→ WHAT IS EXPECTED
Go through the records and give each one again exactly.

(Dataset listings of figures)
>> BEGIN
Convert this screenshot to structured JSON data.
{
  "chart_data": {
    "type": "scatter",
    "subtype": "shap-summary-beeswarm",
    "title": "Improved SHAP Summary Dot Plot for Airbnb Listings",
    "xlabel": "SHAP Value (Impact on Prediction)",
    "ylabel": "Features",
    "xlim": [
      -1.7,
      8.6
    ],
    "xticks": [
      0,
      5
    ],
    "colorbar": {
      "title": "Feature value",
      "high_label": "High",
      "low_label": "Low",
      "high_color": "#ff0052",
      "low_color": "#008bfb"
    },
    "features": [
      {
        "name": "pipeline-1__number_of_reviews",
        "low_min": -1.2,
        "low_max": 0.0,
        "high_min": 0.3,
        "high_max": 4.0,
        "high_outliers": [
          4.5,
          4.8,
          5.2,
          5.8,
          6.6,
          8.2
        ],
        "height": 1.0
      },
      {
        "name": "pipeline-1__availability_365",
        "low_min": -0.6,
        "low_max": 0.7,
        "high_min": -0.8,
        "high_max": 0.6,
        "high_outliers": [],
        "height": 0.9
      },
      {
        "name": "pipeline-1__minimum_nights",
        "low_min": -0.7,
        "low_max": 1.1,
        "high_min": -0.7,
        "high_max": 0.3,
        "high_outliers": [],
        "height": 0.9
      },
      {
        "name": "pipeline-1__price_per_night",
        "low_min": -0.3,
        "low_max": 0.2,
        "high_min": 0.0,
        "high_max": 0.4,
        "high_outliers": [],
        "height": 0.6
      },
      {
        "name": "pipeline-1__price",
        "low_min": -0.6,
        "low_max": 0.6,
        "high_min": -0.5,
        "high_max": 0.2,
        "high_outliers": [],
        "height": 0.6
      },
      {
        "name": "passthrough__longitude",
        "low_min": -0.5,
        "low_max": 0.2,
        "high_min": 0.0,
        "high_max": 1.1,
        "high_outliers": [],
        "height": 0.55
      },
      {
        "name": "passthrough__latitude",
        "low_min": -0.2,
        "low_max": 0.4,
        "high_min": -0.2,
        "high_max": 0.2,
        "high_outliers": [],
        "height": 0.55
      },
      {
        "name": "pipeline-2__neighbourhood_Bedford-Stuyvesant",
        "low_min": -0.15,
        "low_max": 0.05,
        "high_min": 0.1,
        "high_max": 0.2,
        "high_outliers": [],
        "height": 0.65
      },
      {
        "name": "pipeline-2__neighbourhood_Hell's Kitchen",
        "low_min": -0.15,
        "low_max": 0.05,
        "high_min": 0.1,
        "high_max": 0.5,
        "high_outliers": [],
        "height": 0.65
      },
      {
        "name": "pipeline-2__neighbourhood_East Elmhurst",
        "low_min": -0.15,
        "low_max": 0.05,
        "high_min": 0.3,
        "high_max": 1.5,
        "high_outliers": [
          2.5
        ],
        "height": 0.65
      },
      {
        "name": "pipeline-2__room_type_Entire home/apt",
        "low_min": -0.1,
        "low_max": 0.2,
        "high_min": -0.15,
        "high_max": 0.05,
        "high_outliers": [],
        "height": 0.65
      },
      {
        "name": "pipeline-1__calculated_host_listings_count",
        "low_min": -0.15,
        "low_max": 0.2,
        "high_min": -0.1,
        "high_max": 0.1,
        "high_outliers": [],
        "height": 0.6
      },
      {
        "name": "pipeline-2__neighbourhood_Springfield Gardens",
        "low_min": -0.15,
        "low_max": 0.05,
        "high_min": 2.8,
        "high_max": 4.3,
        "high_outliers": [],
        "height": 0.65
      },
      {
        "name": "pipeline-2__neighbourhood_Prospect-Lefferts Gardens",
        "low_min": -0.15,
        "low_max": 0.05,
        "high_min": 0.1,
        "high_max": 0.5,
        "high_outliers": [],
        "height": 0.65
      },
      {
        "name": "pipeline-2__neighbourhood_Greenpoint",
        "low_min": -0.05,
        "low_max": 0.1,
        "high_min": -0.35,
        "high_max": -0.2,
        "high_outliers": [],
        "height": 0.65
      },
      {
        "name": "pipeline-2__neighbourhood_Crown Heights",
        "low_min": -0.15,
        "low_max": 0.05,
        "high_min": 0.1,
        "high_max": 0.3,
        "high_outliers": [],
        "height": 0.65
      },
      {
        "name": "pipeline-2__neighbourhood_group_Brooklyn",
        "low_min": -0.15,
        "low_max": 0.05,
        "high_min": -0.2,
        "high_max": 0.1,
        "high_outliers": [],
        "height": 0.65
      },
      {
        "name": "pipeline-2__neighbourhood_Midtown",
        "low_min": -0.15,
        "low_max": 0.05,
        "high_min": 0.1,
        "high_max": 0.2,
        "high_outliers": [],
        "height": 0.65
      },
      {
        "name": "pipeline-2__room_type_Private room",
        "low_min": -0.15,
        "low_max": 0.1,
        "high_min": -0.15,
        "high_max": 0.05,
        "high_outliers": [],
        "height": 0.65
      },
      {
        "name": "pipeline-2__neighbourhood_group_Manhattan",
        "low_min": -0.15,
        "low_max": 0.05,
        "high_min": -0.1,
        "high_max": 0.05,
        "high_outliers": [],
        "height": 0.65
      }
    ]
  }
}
>> END
→ CORRECT RESPONSE
Convert this screenshot to structured JSON data.
{
  "chart_data": {
    "type": "scatter",
    "subtype": "shap-summary-beeswarm",
    "title": "Improved SHAP Summary Dot Plot for Airbnb Listings",
    "xlabel": "SHAP Value (Impact on Prediction)",
    "ylabel": "Features",
    "xlim": [
      -1.7,
      8.6
    ],
    "xticks": [
      0,
      5
    ],
    "colorbar": {
      "title": "Feature value",
      "high_label": "High",
      "low_label": "Low",
      "high_color": "#ff0052",
      "low_color": "#008bfb"
    },
    "features": [
      {
        "name": "pipeline-1__number_of_reviews",
        "low_min": -1.2,
        "low_max": 0.0,
        "high_min": 0.3,
        "high_max": 4.0,
        "high_outliers": [
          4.5,
          4.8,
          5.2,
          5.8,
          6.6,
          8.2
        ],
        "height": 1.0
      },
      {
        "name": "pipeline-1__availability_365",
        "low_min": -0.6,
        "low_max": 0.7,
        "high_min": -0.8,
        "high_max": 0.6,
        "high_outliers": [],
        "height": 0.9
      },
      {
        "name": "pipeline-1__minimum_nights",
        "low_min": -0.7,
        "low_max": 1.1,
        "high_min": -0.7,
        "high_max": 0.3,
        "high_outliers": [],
        "height": 0.9
      },
      {
        "name": "pipeline-1__price_per_night",
        "low_min": -0.3,
        "low_max": 0.2,
        "high_min": 0.0,
        "high_max": 0.4,
        "high_outliers": [],
        "height": 0.6
      },
      {
        "name": "pipeline-1__price",
        "low_min": -0.6,
        "low_max": 0.6,
        "high_min": -0.5,
        "high_max": 0.2,
        "high_outliers": [],
        "height": 0.6
      },
      {
        "name": "passthrough__longitude",
        "low_min": -0.5,
        "low_max": 0.2,
        "high_min": 0.0,
        "high_max": 1.1,
        "high_outliers": [],
        "height": 0.55
      },
      {
        "name": "passthrough__latitude",
        "low_min": -0.2,
        "low_max": 0.4,
        "high_min": -0.2,
        "high_max": 0.2,
        "high_outliers": [],
        "height": 0.55
      },
      {
        "name": "pipeline-2__neighbourhood_Bedford-Stuyvesant",
        "low_min": -0.15,
        "low_max": 0.05,
        "high_min": 0.1,
        "high_max": 0.2,
        "high_outliers": [],
        "height": 0.65
      },
      {
        "name": "pipeline-2__neighbourhood_Hell's Kitchen",
        "low_min": -0.15,
        "low_max": 0.05,
        "high_min": 0.1,
        "high_max": 0.5,
        "high_outliers": [],
        "height": 0.65
      },
      {
        "name": "pipeline-2__neighbourhood_East Elmhurst",
        "low_min": -0.15,
        "low_max": 0.05,
        "high_min": 0.3,
        "high_max": 1.5,
        "high_outliers": [
          2.5
        ],
        "height": 0.65
      },
      {
        "name": "pipeline-2__room_type_Entire home/apt",
        "low_min": -0.1,
        "low_max": 0.2,
        "high_min": -0.15,
        "high_max": 0.05,
        "high_outliers": [],
        "height": 0.65
      },
      {
        "name": "pipeline-1__calculated_host_listings_count",
        "low_min": -0.15,
        "low_max": 0.2,
        "high_min": -0.1,
        "high_max": 0.1,
        "high_outliers": [],
        "height": 0.6
      },
      {
        "name": "pipeline-2__neighbourhood_Springfield Gardens",
        "low_min": -0.15,
        "low_max": 0.05,
        "high_min": 2.8,
        "high_max": 4.3,
        "high_outliers": [],
        "height": 0.65
      },
      {
        "name": "pipeline-2__neighbourhood_Prospect-Lefferts Gardens",
        "low_min": -0.15,
        "low_max": 0.05,
        "high_min": 0.1,
        "high_max": 0.5,
        "high_outliers": [],
        "height": 0.65
      },
      {
        "name": "pipeline-2__neighbourhood_Greenpoint",
        "low_min": -0.05,
        "low_max": 0.1,
        "high_min": -0.35,
        "high_max": -0.2,
        "high_outliers": [],
        "height": 0.65
      },
      {
        "name": "pipeline-2__neighbourhood_Crown Heights",
        "low_min": -0.15,
        "low_max": 0.05,
        "high_min": 0.1,
        "high_max": 0.3,
        "high_outliers": [],
        "height": 0.65
      },
      {
        "name": "pipeline-2__neighbourhood_group_Brooklyn",
        "low_min": -0.15,
        "low_max": 0.05,
        "high_min": -0.2,
        "high_max": 0.1,
        "high_outliers": [],
        "height": 0.65
      },
      {
        "name": "pipeline-2__neighbourhood_Midtown",
        "low_min": -0.15,
        "low_max": 0.05,
        "high_min": 0.1,
        "high_max": 0.2,
        "high_outliers": [],
        "height": 0.65
      },
      {
        "name": "pipeline-2__room_type_Private room",
        "low_min": -0.15,
        "low_max": 0.1,
        "high_min": -0.15,
        "high_max": 0.05,
        "high_outliers": [],
        "height": 0.65
      },
      {
        "name": "pipeline-2__neighbourhood_group_Manhattan",
        "low_min": -0.15,
        "low_max": 0.05,
        "high_min": -0.1,
        "high_max": 0.05,
        "high_outliers": [],
        "height": 0.65
      }
    ]
  }
}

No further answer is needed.